- Written problem: Return each line containing "ปผลการดำเน".

(Saved entries)
>> start

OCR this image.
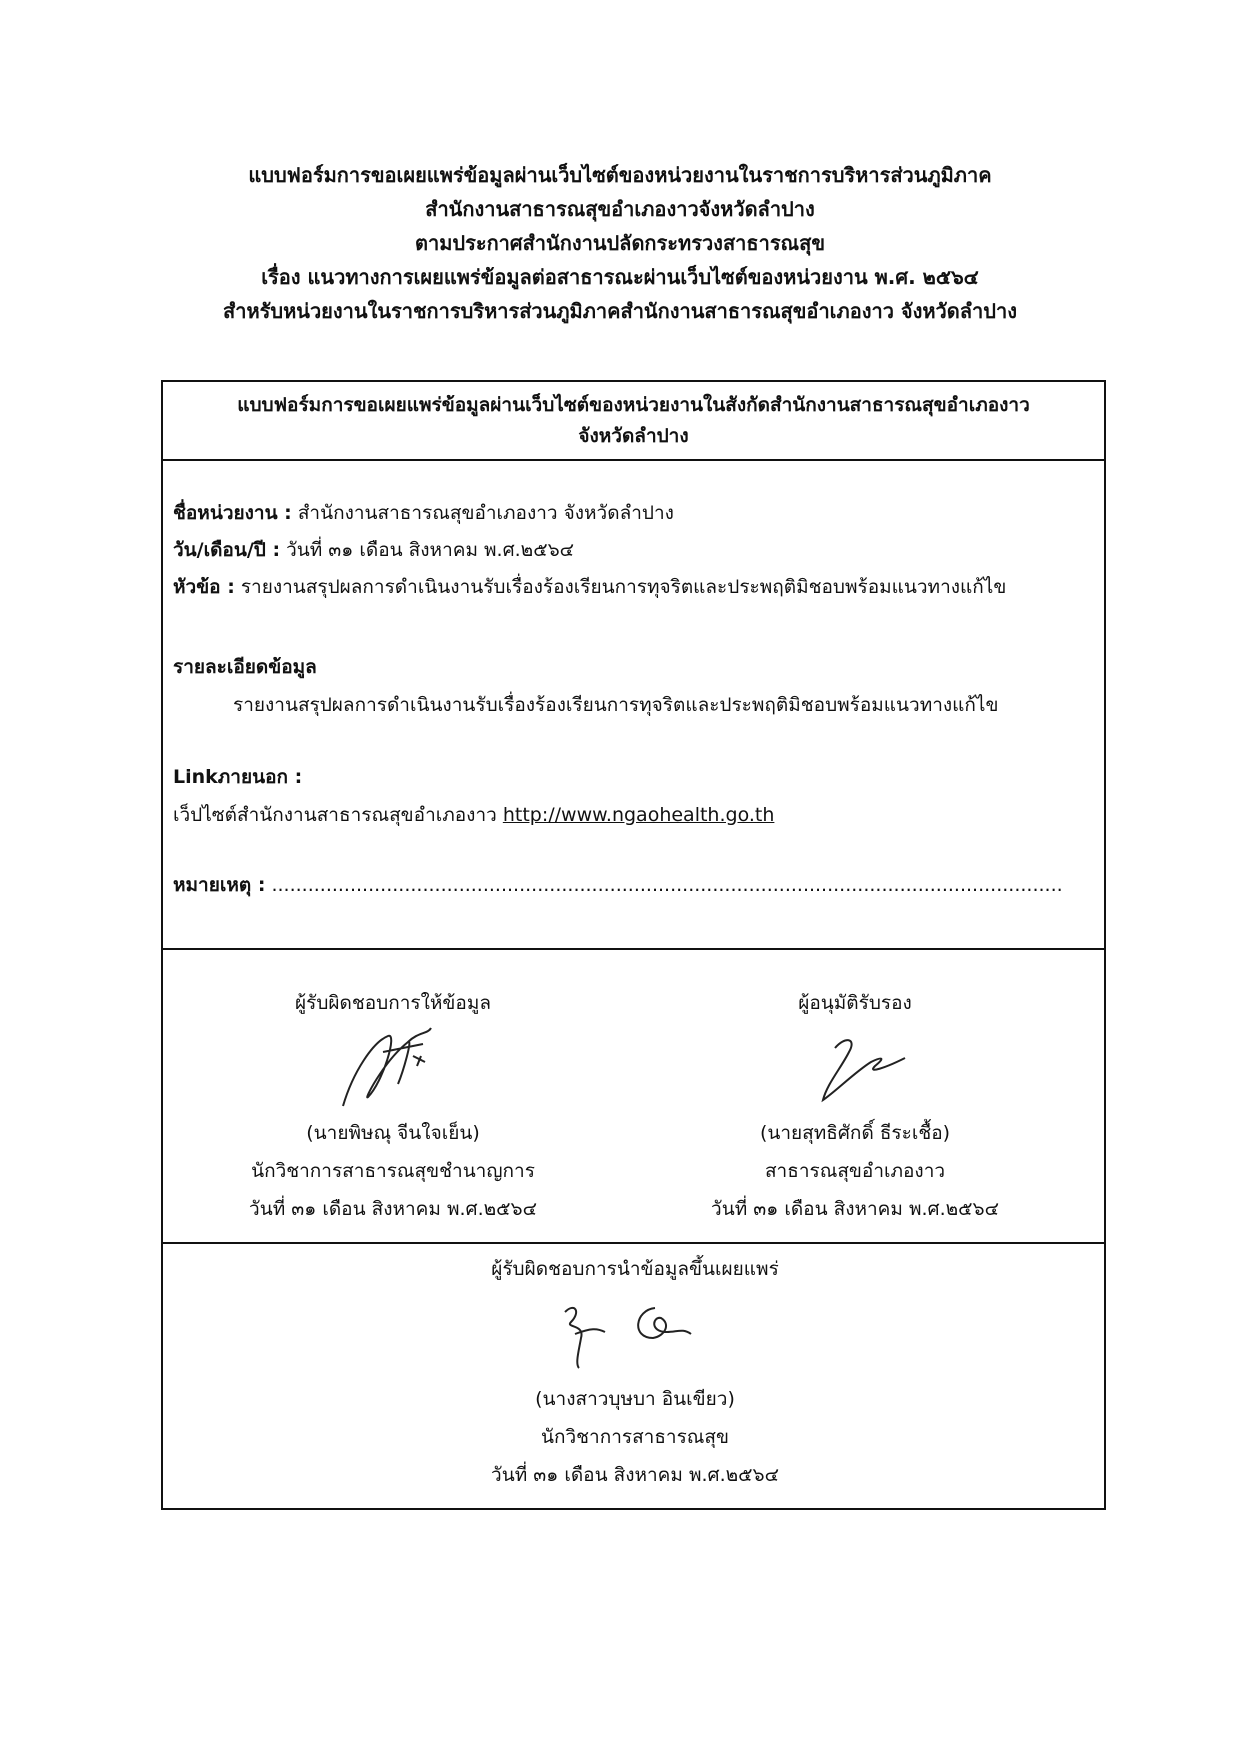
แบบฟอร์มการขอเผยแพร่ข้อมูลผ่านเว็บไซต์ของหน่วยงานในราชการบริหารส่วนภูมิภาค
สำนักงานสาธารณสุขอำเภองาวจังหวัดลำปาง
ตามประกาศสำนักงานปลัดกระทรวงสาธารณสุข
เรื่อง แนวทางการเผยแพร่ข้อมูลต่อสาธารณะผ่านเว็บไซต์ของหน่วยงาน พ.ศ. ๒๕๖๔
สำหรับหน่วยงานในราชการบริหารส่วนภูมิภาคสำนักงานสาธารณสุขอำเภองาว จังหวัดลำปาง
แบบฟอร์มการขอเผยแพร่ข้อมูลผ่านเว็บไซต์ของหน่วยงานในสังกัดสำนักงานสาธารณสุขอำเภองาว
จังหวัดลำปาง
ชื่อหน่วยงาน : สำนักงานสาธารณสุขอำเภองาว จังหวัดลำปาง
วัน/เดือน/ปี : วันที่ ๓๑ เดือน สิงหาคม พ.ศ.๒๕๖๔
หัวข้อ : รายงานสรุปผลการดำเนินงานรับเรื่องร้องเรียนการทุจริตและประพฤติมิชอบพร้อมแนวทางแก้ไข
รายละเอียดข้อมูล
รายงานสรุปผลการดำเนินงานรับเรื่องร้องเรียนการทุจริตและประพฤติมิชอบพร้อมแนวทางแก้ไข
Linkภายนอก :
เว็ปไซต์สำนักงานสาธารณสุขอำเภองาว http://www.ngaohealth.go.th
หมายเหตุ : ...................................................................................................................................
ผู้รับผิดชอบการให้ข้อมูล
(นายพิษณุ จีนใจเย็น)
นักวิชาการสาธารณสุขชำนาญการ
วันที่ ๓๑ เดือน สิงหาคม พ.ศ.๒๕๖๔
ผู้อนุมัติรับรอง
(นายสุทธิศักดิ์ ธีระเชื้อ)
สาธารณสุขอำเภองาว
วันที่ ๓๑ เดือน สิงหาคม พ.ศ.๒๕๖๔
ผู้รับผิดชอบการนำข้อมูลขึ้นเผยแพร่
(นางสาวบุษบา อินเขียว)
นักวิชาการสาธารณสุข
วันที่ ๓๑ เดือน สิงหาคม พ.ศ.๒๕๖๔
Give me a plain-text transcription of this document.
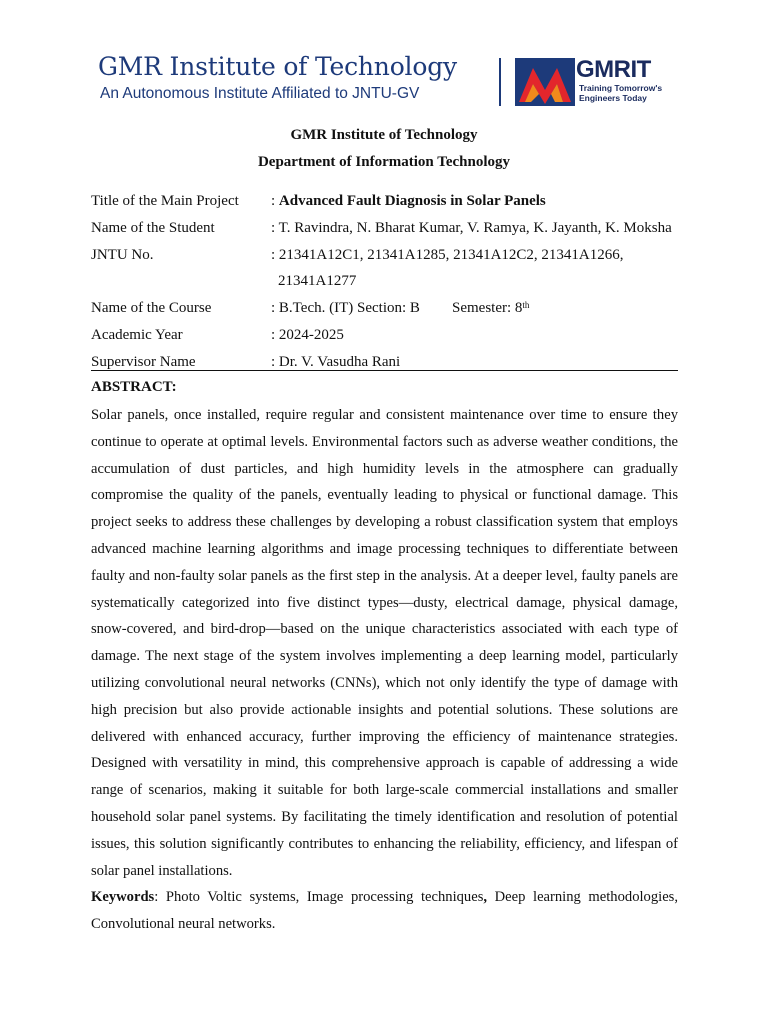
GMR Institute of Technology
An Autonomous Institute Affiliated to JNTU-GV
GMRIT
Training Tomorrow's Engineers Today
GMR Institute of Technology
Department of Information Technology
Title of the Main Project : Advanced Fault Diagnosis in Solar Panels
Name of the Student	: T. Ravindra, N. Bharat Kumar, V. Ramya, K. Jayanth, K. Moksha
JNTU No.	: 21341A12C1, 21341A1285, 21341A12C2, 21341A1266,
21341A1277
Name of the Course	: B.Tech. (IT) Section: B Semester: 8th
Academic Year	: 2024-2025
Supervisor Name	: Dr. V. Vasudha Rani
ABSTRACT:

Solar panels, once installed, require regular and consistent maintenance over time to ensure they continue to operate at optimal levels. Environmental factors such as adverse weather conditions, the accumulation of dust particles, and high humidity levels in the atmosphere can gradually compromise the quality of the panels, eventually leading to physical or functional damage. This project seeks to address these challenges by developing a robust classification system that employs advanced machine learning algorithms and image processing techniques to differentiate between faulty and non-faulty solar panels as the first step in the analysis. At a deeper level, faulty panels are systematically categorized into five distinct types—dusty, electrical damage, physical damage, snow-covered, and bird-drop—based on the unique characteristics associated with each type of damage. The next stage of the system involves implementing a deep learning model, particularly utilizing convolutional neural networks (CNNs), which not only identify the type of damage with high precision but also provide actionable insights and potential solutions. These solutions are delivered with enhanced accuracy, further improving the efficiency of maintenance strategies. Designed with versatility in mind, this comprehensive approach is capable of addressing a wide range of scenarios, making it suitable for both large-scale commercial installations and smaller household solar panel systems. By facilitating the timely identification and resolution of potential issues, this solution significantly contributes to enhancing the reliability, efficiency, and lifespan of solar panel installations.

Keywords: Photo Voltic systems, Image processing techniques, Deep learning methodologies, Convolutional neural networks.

>> end

- Task solution:
หัวข้อ : รายงานสรุปผลการดำเนินงานรับเรื่องร้องเรียนการทุจริตและประพฤติมิชอบพร้อมแนวทางแก้ไข
รายงานสรุปผลการดำเนินงานรับเรื่องร้องเรียนการทุจริตและประพฤติมิชอบพร้อมแนวทางแก้ไข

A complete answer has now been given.